**Passage**
---
Scripting
This page describes the general concepts and paradigms when adding scripts to the ZAP-Scan.
Warning
Script jobs are supported only on the DAST-CLI and are blocked for CheckmarxOne users for security reasons.
Scripts - Overview
The ZAP-Engine can execute external code (scripts) during the ZAP-scan.
This code interacts with ZAP internal objects and can be used to extract information not normally exported from the Engine or to influence the flow of the scan.
The ZAP-Engine comes with a series of built-in scripts that are ready to use. Also, there are community scripts that can be used as a base for custom scripts, tailor-made for specific sites: ZAP Community Scripts repo
Built-in scripts can be enabled or disabled, and custom scripts can be added or removed.
Supported languages:
JavaScript (ECMAScript)
Zest
Any language that supports JSR 223 (Groovy, Kotlin, Python, Ruby…)
For more information see: https://www.zaproxy.org/docs/desktop/start/features/scripts/
Script-categories
Scripts are divided into categories:
Authentication - executed when the Engine detects it needs to authenticate before proceeding
Encode/Decode - help encode/decode payloads to be used by other scripts
HTTP Sender - executed on captured requests and/or responses
Proxy - change the behavior of ZAP’s internal proxy
Selenium - effective for jobs that utilize Selenium (Spider-Ajax for example);
Can extract/modify data and/or DOM from within the browser
Session Management - executed after authentication (if applicable), used to reuse the session during the scan
Stand Alone - executed before or after a scan;
Can be used for authentication in a demo, or to extract internal-engine-information
(for example, extracting the list of attacked URLs).
---
**Given records**
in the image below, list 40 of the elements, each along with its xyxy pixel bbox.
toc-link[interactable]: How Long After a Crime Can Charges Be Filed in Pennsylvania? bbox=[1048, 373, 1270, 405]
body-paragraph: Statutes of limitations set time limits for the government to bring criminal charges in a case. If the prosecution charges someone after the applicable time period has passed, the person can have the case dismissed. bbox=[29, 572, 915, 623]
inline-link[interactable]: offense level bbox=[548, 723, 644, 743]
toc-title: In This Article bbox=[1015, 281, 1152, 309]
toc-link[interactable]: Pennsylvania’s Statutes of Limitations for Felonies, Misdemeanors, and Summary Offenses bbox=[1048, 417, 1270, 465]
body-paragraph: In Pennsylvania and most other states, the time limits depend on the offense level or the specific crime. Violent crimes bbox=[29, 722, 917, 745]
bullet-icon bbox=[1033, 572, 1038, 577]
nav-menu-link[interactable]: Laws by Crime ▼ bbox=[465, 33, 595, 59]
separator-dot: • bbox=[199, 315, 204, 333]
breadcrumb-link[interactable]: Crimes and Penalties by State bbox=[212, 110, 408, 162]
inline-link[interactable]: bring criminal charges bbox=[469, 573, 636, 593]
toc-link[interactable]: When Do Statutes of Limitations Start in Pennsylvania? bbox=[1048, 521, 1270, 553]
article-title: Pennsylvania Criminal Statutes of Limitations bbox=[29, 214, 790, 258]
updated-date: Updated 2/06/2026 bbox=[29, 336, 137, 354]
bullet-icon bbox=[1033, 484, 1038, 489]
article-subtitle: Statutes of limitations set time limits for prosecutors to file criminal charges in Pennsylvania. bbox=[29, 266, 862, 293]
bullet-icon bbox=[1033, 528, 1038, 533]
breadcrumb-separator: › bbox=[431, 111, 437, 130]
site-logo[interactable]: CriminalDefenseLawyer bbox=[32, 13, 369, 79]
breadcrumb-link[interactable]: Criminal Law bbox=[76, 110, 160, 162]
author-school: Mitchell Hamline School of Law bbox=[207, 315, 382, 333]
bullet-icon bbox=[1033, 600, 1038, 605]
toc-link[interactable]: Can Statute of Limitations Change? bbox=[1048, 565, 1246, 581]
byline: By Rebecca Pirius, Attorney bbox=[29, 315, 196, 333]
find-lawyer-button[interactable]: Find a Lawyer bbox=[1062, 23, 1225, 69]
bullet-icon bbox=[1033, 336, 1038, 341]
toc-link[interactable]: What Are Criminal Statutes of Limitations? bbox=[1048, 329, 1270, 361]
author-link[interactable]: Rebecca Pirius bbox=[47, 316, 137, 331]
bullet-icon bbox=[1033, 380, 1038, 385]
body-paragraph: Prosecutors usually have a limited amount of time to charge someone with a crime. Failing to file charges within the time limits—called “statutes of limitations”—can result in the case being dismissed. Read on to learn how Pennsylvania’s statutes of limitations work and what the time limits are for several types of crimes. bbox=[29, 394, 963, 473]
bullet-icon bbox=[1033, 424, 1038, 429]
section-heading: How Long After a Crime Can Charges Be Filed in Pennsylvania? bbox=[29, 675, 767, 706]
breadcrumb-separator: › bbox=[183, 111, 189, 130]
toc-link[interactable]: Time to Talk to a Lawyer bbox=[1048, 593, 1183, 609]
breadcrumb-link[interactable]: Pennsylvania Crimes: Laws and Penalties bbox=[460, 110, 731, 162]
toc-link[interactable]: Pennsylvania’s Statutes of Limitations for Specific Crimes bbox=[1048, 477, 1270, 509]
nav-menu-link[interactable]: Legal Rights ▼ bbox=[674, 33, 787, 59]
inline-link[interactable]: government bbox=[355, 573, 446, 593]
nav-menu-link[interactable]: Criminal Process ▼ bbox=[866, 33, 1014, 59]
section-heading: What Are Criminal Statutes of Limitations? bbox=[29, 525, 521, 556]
---
**Task list**
[1] Based on the scripting page, decide whether each statement agrees with it. Answer yes or no for each and quote the deciding words.
(a) Script jobs are supported only on the DAST-CLI.
(b) Session Management scripts are executed before authentication.
(c) Built-in scripts cannot be disabled.
[2] According to the scripting page, what do scripts in the Proxy category do?
The records have nothing to do with the scripting page.

**Answers to each task**
[1]
(a) Yes: "Script jobs are supported only on the DAST-CLI"
(b) No: "executed after authentication (if applicable)"
(c) No: "Built-in scripts can be enabled or disabled"

[2] They change the behavior of ZAP's internal proxy.